### REQUIRED WORK
Lines containing the string "xlabel" are to be collected in full.

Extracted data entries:

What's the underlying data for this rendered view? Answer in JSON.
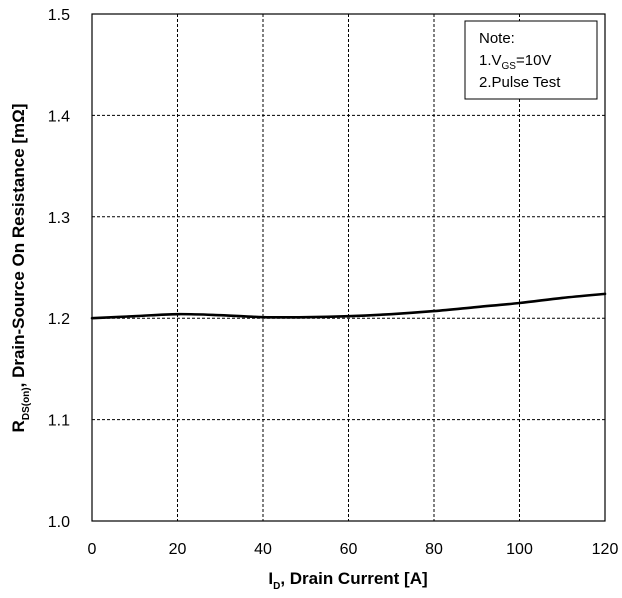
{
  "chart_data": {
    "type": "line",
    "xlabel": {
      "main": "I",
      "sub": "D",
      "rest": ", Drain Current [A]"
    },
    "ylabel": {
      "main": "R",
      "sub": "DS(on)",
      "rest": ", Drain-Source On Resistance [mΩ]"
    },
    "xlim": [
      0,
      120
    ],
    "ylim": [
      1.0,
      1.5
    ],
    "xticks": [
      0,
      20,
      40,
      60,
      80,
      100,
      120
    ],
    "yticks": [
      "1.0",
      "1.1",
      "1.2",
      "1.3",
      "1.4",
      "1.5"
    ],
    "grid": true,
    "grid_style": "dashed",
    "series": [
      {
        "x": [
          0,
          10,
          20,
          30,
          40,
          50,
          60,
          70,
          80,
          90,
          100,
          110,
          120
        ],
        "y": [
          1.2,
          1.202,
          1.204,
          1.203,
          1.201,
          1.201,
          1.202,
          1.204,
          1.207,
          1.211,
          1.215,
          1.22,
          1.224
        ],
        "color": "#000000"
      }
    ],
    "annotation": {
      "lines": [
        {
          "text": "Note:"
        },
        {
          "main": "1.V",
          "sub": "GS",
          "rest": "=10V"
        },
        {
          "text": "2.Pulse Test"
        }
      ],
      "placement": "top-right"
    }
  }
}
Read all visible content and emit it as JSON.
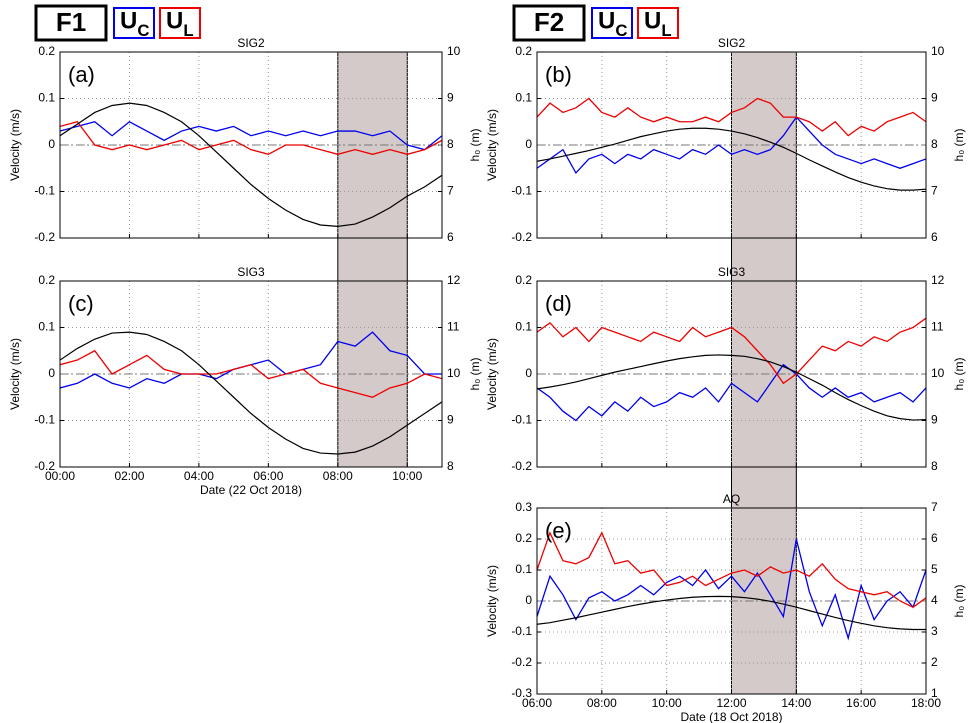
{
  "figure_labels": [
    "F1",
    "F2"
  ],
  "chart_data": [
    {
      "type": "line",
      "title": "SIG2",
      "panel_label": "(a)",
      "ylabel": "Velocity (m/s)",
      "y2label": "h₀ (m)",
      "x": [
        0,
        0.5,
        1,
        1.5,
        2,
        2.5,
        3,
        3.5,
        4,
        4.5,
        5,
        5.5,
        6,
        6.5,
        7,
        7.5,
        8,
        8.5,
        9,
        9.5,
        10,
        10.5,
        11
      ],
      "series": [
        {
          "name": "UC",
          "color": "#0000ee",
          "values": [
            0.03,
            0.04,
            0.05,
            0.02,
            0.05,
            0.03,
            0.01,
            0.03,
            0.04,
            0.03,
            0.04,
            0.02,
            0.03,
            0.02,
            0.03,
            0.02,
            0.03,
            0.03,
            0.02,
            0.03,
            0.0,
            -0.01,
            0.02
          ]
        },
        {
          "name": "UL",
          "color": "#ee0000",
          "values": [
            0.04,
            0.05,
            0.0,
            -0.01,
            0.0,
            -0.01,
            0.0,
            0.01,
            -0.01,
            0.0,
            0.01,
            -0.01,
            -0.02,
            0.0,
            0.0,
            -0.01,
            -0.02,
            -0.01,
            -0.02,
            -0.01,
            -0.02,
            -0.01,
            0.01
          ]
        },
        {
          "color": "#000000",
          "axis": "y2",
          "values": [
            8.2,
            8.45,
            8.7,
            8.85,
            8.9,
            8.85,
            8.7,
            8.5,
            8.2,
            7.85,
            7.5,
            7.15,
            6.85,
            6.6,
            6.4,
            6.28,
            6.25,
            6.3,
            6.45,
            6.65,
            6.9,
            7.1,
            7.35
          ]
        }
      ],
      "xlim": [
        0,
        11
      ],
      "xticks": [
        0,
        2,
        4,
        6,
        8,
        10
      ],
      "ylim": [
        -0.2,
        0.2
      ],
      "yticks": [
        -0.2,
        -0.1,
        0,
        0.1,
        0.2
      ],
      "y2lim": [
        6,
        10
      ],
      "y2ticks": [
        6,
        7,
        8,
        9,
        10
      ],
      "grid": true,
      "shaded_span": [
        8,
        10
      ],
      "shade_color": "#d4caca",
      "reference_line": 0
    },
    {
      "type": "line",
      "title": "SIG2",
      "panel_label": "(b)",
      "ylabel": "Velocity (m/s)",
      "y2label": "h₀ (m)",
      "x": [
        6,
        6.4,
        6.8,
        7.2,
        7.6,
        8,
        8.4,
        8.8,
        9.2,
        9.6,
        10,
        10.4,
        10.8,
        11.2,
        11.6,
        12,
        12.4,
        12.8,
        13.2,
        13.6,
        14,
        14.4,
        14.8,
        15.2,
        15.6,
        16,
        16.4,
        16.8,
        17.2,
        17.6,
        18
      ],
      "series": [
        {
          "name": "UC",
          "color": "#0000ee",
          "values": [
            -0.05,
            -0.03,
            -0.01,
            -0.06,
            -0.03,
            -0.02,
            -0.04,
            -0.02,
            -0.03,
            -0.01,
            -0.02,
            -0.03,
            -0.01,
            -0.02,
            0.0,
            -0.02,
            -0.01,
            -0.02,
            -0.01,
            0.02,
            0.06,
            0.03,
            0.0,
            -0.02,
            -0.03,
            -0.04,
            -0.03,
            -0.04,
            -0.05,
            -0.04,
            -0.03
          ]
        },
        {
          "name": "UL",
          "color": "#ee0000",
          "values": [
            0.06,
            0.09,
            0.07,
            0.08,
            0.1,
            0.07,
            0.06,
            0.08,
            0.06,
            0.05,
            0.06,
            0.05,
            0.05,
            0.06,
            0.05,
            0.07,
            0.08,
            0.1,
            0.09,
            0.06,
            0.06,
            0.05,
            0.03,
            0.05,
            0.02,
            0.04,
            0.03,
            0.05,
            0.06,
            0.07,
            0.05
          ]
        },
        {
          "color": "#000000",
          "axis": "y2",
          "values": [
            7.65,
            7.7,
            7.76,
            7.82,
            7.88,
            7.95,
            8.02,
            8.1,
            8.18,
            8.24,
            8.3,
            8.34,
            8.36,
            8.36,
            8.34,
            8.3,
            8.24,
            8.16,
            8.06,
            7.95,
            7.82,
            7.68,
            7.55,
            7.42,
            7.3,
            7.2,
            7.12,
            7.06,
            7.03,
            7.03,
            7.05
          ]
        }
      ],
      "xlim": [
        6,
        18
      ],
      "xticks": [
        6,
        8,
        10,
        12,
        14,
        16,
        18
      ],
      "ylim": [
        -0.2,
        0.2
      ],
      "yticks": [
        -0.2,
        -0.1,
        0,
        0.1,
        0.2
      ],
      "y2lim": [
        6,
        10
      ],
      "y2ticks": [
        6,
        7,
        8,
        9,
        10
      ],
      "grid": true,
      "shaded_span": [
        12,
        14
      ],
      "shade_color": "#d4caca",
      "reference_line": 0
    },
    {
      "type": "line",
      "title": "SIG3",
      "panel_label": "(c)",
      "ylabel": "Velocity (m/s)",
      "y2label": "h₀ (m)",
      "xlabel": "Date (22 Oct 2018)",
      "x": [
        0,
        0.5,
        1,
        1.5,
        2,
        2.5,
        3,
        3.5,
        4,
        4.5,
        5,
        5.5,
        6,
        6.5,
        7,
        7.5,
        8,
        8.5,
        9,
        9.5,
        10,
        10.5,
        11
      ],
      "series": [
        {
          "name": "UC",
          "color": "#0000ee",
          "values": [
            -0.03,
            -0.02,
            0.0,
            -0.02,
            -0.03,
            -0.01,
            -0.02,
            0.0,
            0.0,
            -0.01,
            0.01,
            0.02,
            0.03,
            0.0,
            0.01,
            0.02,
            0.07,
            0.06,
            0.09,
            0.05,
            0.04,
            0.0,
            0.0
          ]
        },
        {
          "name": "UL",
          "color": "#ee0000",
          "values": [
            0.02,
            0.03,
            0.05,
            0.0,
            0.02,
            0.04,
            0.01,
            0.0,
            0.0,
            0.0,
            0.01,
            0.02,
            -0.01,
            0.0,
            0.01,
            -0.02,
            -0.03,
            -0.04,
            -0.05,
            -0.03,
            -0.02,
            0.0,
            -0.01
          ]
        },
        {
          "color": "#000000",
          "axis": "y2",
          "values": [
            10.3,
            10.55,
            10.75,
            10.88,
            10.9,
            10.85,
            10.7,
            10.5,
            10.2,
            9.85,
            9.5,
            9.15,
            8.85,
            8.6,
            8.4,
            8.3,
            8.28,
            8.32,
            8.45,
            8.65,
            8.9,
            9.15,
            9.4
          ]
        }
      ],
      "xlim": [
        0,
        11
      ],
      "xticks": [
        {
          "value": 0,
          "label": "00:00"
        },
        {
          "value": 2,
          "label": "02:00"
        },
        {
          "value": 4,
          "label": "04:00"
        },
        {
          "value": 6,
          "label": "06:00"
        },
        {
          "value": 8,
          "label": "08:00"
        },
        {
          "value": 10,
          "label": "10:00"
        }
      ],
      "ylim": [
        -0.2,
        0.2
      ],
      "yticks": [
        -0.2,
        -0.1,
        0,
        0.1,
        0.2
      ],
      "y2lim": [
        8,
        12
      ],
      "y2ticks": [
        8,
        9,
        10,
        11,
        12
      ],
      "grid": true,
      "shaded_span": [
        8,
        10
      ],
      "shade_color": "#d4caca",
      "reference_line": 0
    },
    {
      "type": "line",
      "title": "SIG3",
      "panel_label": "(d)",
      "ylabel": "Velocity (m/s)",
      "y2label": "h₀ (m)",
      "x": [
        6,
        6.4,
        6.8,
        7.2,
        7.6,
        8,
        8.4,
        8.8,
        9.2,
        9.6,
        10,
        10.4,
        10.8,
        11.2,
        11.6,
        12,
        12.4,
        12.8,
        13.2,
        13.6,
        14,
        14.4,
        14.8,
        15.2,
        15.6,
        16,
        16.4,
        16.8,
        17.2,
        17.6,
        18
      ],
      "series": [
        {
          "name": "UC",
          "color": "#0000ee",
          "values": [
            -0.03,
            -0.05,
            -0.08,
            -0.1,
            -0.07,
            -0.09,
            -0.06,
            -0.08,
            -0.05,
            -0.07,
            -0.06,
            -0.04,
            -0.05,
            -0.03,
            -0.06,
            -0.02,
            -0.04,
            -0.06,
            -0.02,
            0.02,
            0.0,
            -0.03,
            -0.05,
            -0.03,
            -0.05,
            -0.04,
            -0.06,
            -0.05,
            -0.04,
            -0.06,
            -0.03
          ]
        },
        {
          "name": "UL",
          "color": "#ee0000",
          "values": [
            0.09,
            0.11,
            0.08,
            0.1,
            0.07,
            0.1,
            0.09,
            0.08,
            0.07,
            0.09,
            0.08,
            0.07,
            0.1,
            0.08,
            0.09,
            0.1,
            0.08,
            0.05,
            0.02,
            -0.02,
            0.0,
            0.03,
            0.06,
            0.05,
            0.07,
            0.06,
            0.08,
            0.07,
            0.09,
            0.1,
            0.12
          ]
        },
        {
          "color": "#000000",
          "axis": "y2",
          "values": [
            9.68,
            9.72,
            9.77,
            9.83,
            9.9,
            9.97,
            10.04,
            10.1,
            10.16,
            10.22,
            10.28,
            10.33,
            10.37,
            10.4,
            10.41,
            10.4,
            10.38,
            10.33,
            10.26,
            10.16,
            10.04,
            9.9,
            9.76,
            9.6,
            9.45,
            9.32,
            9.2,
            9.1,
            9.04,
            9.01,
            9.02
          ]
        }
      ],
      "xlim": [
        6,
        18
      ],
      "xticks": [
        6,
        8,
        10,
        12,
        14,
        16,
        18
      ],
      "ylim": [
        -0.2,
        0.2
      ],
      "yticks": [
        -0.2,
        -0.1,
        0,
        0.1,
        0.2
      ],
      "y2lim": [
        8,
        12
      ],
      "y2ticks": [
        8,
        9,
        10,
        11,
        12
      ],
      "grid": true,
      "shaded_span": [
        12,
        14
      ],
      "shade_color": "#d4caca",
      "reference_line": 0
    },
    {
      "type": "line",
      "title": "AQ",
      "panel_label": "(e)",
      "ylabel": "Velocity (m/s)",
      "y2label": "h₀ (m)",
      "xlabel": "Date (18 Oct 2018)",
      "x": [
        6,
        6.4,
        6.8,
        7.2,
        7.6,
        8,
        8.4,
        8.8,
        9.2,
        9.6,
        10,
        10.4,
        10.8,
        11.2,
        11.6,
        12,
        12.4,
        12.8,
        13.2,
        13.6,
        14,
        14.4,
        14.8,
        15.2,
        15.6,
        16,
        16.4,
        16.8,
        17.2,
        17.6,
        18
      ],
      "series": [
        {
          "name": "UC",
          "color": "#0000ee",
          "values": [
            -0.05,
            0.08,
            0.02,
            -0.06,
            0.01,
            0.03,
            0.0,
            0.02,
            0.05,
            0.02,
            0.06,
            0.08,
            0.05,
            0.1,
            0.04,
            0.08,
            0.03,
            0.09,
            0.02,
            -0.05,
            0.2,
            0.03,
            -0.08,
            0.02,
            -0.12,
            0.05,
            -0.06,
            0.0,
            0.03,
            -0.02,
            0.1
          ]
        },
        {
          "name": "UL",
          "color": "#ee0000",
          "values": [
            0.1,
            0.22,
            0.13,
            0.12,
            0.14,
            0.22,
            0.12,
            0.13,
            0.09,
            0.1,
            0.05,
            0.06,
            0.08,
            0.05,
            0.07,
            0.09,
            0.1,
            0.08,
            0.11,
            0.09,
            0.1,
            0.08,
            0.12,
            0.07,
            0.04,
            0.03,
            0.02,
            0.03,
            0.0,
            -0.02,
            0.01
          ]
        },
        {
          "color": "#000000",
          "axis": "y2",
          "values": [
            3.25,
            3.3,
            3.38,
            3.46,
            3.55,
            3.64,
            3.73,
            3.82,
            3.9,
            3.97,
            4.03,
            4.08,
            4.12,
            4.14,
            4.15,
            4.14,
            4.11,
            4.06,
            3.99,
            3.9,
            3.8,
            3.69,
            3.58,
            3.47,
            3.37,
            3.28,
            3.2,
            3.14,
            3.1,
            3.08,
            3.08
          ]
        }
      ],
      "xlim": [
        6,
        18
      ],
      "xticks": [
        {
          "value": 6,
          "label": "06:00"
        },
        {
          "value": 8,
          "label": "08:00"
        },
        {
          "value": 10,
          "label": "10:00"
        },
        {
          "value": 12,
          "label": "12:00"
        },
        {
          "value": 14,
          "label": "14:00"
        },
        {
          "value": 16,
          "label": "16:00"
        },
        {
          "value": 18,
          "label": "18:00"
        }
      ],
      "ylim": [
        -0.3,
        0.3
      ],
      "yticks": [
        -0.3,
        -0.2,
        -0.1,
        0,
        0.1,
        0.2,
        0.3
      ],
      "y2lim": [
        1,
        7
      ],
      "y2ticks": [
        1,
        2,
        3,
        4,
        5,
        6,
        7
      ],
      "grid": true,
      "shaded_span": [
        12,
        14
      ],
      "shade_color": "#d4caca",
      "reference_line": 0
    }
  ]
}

### EXERCISE OUTPUT
    "xlabel": {
      "xlabel": "Date (22 Oct 2018)",
      "xlabel": "Date (18 Oct 2018)",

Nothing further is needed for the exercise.